• **What to work on**
From the listing below, select every line where the word "Headed" appears.

[Records that describe figures]
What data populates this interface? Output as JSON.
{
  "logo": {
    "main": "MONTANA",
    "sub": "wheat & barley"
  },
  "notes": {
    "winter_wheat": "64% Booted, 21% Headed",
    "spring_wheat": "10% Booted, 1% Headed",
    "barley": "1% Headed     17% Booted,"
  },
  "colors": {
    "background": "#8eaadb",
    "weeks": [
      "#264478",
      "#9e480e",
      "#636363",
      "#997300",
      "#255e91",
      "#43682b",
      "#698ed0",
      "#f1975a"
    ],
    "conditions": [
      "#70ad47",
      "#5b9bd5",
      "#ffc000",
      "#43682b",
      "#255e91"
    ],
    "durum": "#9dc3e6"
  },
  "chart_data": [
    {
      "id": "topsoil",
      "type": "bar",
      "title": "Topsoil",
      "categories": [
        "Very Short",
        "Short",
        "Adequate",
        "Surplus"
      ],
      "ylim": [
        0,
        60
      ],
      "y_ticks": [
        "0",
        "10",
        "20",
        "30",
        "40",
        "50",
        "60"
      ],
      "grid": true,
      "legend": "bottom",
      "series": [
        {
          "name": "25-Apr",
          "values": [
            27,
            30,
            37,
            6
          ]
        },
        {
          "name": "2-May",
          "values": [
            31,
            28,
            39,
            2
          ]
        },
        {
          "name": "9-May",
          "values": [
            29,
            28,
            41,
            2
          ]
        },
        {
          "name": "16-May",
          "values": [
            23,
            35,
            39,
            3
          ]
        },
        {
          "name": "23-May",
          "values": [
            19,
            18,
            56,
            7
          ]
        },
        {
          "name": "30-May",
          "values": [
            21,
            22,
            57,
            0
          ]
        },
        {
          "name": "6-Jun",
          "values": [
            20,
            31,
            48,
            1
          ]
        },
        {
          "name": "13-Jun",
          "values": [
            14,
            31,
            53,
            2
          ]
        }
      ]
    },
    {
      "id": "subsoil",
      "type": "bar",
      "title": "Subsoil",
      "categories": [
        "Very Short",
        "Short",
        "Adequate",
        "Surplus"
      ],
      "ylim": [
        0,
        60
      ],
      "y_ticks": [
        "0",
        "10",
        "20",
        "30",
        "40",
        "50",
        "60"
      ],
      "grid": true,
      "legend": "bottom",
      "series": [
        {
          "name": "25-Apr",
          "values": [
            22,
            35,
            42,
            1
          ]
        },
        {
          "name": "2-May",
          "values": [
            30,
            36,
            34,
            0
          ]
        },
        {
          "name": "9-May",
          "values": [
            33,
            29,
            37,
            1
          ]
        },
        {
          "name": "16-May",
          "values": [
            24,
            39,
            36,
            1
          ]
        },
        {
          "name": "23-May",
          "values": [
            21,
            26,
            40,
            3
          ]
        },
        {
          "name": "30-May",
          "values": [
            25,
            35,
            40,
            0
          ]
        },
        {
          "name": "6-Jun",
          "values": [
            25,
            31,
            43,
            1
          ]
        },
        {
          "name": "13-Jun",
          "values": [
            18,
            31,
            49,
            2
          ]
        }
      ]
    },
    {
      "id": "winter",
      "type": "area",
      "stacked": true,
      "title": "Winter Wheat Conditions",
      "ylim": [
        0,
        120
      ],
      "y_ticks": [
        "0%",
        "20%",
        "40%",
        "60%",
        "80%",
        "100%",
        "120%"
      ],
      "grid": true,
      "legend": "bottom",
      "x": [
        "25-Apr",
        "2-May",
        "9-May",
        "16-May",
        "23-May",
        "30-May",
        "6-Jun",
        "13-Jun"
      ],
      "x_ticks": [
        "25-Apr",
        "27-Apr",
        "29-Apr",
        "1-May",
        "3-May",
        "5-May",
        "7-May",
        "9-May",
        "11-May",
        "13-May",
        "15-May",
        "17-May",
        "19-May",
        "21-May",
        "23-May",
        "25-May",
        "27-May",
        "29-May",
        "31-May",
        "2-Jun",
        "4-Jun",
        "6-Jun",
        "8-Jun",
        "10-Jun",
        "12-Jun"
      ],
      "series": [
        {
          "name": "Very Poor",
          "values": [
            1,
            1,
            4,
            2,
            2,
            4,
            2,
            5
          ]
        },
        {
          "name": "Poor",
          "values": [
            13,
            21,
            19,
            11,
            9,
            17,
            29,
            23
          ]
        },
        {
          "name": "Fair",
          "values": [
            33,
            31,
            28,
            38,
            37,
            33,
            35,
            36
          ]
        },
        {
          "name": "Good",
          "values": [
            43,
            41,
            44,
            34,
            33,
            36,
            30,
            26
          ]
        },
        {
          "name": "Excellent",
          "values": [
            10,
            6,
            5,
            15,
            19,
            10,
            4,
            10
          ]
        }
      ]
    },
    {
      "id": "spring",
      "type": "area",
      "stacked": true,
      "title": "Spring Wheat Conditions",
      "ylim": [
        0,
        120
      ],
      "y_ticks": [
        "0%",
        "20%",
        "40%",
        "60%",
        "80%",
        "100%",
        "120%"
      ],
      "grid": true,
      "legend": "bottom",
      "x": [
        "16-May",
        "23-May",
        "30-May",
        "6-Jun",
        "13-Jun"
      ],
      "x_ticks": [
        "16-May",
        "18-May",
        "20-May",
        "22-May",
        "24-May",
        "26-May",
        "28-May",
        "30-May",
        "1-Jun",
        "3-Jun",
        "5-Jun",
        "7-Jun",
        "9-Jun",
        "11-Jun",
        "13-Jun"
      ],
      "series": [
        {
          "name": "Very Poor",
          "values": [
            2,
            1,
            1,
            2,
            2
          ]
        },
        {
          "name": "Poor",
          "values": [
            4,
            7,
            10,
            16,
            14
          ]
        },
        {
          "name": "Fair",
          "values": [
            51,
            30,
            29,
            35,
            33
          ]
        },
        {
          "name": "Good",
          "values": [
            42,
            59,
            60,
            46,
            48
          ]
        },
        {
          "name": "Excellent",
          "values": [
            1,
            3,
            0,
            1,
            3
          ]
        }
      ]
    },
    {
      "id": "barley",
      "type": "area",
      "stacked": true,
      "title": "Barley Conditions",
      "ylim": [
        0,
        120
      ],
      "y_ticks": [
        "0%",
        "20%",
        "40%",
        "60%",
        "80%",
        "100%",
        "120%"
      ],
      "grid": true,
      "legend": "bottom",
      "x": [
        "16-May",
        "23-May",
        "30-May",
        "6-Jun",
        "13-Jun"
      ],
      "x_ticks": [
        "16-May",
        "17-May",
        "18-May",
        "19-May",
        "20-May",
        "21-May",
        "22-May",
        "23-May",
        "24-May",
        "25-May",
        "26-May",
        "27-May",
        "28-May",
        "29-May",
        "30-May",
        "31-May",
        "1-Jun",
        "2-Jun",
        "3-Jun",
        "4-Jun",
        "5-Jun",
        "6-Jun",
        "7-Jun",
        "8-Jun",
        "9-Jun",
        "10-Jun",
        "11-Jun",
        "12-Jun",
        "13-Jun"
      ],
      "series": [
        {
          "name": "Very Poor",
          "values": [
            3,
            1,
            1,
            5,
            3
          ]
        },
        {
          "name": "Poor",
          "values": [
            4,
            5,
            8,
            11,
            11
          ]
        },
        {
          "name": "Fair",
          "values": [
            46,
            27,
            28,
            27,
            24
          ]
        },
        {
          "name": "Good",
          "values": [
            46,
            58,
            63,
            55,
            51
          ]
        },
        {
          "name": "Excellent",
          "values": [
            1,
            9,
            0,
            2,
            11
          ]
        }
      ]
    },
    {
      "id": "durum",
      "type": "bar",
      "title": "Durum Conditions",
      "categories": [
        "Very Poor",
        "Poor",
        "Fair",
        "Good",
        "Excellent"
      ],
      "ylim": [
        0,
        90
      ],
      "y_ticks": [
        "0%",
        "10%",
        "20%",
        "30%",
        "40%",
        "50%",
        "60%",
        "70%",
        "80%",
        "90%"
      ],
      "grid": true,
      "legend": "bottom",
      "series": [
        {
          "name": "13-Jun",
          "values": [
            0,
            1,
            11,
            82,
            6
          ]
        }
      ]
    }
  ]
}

• **Reply**
    "winter_wheat": "64% Booted, 21% Headed",
    "spring_wheat": "10% Booted, 1% Headed",
    "barley": "1% Headed     17% Booted,"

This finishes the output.